▶ _分析対象の文章_

....

小児感染症科医のお勉強ノート

小児感染症を専門に診療しています。論文や病気のまとめを紹介します。

Capnocytophagaに対する抗菌薬治療

Int J Antimicrob Agents. 2007 Apr;29(4):367-73. Epub 2007 Jan 23.
Antimicrobial treatment of Capnocytophaga infections.
 
Introduction
 Capnocytophagaは、Gram陰性桿菌で、gliding mortilityを有する。CO2が高い環境(capnophilic atmosphere)で、発育が良好。口腔内に常在している。
 
Pathogenesis
 Capnocytophaga sp.は、ヒトのタンパクを分解する細胞外酵素を産生する。これが、病原因子と考えられている。C. gingivalisのアミノペプチダーゼは、ヒトの口腔内の栄養と病態に関与し、C. sputigenaのリポポリサッカライドは、B細胞の活性化を行い、ヒトの単球のIL-1β産生を増加させる。Capnocytophaga感染症は、免疫不全者だけではなく、免疫正常でも解剖学的異常により感染症を起こしうる。感染を起こす場合には通常、polymicrobial infectionである。
 
Spectrum of clinical infections
 特に小児の好中球減少患者・口腔内に潰瘍がある患者に感染症を起こす。歯垢の中にいる菌と認識されており、歯肉感染などの感染症を起こすが、それ以外に、眼病変、気道病変、外傷性心外膜炎、縦隔炎、頸部膿瘍、腹膜炎などの報告もある。粘膜炎や口腔粘膜の病変が、この菌のエントリー部位である。菌血症、心内膜炎、周産期感染症腎盂腎炎、骨髄炎、関節炎を起こす。C. canimorsusとC. cynodegmiが犬咬傷や犬との接触と関連した菌として知られる。摘脾後、アルコール依存症がリスクとされる。他のリスクとしては、眼外傷、ヘルペス角膜炎、鎌状赤血球症である。C. cynodegmi感染症はTNF-α阻害薬との関連も示唆されている。C. carnimorsusによる電撃性紫斑病は治療が遅れると予後不良である。
 
Susceptibility of disinfectants
 リスクの高い患者は、口腔内のCapnocytophagaの数を少なく保つために口腔内衛生を良い状態にする必要がある。消毒液の感受性はあまり検討されていないが、クロルヘキシジンがよく用いられる。濃度がまちまちでどれが良いかは不明である。
 
Susceptibility of antimicrobial agents
 1.活性のある抗菌薬
 通常は、クリンダマイシン、リネゾリド、テトラサイクリン、クロラムフェニコール、イミペネム、ベータラクタマーゼ配合薬に感受性がある。
 2.活性のない抗菌薬
 ポリミキシン、フシジン酸、ホスホマイシン、コリマイシン、トリメトプリムには感受性がない
 3.活性が様々な抗菌薬
 エリスロマイシン、リファンピシン、キノロン、メトロニダゾール、バンコマイシン、アミノグリコシド、モキサラクタム、アズトレオナム、ペニシリン、セファロスポリンの感受性は、株により異なる。

....

▶ _元データ_
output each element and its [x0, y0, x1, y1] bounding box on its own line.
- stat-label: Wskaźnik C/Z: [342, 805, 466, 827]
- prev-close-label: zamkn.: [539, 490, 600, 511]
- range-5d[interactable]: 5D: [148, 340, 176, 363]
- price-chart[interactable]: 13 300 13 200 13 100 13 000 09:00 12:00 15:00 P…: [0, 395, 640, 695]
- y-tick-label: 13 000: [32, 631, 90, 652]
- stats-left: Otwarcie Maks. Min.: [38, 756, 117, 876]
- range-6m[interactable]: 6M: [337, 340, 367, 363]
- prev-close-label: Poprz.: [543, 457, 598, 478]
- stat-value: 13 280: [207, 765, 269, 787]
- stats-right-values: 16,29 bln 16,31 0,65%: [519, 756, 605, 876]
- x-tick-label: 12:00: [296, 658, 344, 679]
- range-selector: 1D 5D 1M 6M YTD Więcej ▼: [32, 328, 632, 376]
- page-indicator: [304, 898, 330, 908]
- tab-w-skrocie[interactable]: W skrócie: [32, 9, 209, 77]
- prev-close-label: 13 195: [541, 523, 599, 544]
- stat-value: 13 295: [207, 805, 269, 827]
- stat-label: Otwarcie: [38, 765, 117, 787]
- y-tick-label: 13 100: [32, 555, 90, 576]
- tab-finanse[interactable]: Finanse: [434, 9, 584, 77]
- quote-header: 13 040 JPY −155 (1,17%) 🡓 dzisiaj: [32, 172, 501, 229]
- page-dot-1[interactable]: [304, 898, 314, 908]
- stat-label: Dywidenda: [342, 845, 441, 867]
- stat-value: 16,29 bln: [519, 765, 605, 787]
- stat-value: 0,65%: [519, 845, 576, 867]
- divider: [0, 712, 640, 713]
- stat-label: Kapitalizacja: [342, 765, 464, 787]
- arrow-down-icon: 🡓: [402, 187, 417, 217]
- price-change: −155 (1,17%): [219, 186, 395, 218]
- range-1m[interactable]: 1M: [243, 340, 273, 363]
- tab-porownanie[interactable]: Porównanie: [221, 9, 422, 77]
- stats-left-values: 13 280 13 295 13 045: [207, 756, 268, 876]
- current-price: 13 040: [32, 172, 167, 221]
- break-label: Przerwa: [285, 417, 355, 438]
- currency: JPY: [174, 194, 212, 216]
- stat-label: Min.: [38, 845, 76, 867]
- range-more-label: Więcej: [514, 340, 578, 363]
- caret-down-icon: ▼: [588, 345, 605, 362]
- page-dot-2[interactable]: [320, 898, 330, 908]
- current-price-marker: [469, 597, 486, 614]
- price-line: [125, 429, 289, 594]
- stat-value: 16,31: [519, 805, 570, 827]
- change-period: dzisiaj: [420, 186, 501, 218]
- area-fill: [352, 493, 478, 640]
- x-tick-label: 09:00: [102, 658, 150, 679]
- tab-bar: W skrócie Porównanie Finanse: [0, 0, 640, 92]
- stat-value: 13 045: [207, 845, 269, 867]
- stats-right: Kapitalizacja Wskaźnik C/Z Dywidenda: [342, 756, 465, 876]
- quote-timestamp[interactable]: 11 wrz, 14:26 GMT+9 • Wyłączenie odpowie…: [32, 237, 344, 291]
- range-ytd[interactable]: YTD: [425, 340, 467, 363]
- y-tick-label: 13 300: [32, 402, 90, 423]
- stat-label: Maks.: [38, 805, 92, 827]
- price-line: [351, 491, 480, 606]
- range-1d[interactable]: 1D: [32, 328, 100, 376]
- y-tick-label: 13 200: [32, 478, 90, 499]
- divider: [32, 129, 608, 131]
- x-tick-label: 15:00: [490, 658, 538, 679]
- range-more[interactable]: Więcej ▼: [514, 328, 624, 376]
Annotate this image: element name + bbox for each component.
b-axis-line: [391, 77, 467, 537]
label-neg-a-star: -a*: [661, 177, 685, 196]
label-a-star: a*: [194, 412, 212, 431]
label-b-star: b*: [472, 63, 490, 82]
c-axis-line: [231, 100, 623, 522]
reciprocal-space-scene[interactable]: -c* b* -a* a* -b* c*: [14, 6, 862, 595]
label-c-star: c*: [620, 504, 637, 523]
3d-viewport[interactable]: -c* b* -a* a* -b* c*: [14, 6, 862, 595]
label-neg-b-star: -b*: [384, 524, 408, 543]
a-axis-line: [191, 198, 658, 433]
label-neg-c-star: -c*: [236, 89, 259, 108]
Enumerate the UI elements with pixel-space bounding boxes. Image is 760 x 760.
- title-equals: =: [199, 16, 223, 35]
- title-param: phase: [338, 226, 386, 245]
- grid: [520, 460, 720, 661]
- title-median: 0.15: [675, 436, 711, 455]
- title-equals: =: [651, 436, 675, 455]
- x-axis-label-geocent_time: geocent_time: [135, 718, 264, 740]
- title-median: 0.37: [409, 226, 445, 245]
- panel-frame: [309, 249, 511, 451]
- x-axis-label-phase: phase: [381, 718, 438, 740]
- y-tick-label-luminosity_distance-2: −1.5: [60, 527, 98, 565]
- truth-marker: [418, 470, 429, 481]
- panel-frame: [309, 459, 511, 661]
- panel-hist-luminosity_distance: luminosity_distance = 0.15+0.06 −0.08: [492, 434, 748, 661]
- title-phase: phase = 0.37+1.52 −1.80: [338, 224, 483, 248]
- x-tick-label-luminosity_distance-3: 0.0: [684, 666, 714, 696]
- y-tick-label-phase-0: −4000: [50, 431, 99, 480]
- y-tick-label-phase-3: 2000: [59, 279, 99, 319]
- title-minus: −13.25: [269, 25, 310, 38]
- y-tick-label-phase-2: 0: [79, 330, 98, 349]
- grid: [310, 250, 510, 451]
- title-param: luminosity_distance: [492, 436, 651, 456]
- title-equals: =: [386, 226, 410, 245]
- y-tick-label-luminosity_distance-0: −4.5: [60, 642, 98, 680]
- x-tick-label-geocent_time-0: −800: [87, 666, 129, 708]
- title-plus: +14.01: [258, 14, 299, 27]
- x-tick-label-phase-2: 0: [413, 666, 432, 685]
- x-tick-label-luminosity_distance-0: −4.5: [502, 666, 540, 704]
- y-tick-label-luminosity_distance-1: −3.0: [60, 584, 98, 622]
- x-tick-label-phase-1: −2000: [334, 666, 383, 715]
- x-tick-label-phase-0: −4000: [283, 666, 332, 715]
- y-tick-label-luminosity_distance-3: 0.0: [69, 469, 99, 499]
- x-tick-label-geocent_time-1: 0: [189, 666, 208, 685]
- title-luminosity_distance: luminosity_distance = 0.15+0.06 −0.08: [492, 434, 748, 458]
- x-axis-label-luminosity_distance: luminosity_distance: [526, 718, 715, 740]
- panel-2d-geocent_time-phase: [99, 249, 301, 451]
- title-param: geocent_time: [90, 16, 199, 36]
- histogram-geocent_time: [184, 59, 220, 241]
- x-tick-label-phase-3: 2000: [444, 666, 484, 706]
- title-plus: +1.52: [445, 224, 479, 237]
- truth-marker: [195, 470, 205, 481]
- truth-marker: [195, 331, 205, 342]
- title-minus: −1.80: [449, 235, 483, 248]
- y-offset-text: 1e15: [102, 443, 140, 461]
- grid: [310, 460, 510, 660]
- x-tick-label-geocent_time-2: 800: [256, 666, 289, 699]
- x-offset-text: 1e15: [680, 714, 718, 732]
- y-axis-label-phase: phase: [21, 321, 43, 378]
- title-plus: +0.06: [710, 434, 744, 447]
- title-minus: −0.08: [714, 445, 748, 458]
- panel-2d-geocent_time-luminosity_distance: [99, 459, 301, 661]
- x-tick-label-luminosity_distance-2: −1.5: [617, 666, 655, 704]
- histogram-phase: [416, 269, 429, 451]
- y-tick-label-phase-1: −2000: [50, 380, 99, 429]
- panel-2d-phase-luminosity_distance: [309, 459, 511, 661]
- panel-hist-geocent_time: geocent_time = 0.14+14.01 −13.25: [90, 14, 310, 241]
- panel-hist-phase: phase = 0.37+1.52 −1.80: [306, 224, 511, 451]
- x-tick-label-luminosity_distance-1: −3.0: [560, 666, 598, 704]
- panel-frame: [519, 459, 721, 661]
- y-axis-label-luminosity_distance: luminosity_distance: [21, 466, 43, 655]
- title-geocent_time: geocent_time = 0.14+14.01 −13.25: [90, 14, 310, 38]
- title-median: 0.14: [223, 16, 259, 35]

....

▶ _課題の目的_
Capnocytophagaの抗菌薬治療についての文章で、よく用いられる消毒液として挙げられているものは何か。

▶ _演習の結果_
クロルヘキシジン